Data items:
☆ ☆ ☆ ☆
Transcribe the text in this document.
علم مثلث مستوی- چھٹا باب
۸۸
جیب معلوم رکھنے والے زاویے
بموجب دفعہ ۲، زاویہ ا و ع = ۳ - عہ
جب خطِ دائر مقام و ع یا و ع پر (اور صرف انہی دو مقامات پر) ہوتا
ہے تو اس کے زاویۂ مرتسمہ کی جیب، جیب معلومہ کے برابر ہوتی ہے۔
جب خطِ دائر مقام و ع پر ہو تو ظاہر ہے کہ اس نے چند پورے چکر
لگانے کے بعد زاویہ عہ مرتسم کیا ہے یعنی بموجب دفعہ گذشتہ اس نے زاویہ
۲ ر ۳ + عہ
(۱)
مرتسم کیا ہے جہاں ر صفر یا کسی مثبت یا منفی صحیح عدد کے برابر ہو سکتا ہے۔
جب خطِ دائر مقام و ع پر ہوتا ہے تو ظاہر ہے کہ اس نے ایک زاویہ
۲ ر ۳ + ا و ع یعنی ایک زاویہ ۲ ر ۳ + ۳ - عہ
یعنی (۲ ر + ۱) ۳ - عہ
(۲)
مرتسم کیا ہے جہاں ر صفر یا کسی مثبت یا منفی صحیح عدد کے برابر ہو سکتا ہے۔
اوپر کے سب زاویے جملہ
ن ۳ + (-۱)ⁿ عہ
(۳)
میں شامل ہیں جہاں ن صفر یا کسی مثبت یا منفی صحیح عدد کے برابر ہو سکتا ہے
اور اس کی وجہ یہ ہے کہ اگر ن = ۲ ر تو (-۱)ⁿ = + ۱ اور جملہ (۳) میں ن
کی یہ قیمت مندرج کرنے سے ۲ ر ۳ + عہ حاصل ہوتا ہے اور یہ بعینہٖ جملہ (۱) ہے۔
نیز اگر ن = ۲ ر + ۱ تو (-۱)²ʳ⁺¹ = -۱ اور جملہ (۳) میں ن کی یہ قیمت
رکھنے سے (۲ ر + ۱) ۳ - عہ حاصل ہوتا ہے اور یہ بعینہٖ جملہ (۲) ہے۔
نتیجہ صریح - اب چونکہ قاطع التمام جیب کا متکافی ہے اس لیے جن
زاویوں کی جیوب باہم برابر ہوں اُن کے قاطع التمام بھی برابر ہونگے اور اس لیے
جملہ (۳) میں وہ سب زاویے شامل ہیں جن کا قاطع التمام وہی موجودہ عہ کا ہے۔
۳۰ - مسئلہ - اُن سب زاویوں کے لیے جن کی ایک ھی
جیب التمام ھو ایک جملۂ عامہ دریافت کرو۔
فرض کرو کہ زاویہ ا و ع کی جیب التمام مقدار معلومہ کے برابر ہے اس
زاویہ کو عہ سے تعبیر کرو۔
☆ ☆ ☆ ☆
What is being asked: Can you restate every record above word for word?

Answer to the task:
Transcribe the text in this document.
علم مثلث مستوی- چھٹا باب
۸۸
جیب معلوم رکھنے والے زاویے
بموجب دفعہ ۲، زاویہ ا و ع = ۳ - عہ
جب خطِ دائر مقام و ع یا و ع پر (اور صرف انہی دو مقامات پر) ہوتا
ہے تو اس کے زاویۂ مرتسمہ کی جیب، جیب معلومہ کے برابر ہوتی ہے۔
جب خطِ دائر مقام و ع پر ہو تو ظاہر ہے کہ اس نے چند پورے چکر
لگانے کے بعد زاویہ عہ مرتسم کیا ہے یعنی بموجب دفعہ گذشتہ اس نے زاویہ
۲ ر ۳ + عہ
(۱)
مرتسم کیا ہے جہاں ر صفر یا کسی مثبت یا منفی صحیح عدد کے برابر ہو سکتا ہے۔
جب خطِ دائر مقام و ع پر ہوتا ہے تو ظاہر ہے کہ اس نے ایک زاویہ
۲ ر ۳ + ا و ع یعنی ایک زاویہ ۲ ر ۳ + ۳ - عہ
یعنی (۲ ر + ۱) ۳ - عہ
(۲)
مرتسم کیا ہے جہاں ر صفر یا کسی مثبت یا منفی صحیح عدد کے برابر ہو سکتا ہے۔
اوپر کے سب زاویے جملہ
ن ۳ + (-۱)ⁿ عہ
(۳)
میں شامل ہیں جہاں ن صفر یا کسی مثبت یا منفی صحیح عدد کے برابر ہو سکتا ہے
اور اس کی وجہ یہ ہے کہ اگر ن = ۲ ر تو (-۱)ⁿ = + ۱ اور جملہ (۳) میں ن
کی یہ قیمت مندرج کرنے سے ۲ ر ۳ + عہ حاصل ہوتا ہے اور یہ بعینہٖ جملہ (۱) ہے۔
نیز اگر ن = ۲ ر + ۱ تو (-۱)²ʳ⁺¹ = -۱ اور جملہ (۳) میں ن کی یہ قیمت
رکھنے سے (۲ ر + ۱) ۳ - عہ حاصل ہوتا ہے اور یہ بعینہٖ جملہ (۲) ہے۔
نتیجہ صریح - اب چونکہ قاطع التمام جیب کا متکافی ہے اس لیے جن
زاویوں کی جیوب باہم برابر ہوں اُن کے قاطع التمام بھی برابر ہونگے اور اس لیے
جملہ (۳) میں وہ سب زاویے شامل ہیں جن کا قاطع التمام وہی موجودہ عہ کا ہے۔
۳۰ - مسئلہ - اُن سب زاویوں کے لیے جن کی ایک ھی
جیب التمام ھو ایک جملۂ عامہ دریافت کرو۔
فرض کرو کہ زاویہ ا و ع کی جیب التمام مقدار معلومہ کے برابر ہے اس
زاویہ کو عہ سے تعبیر کرو۔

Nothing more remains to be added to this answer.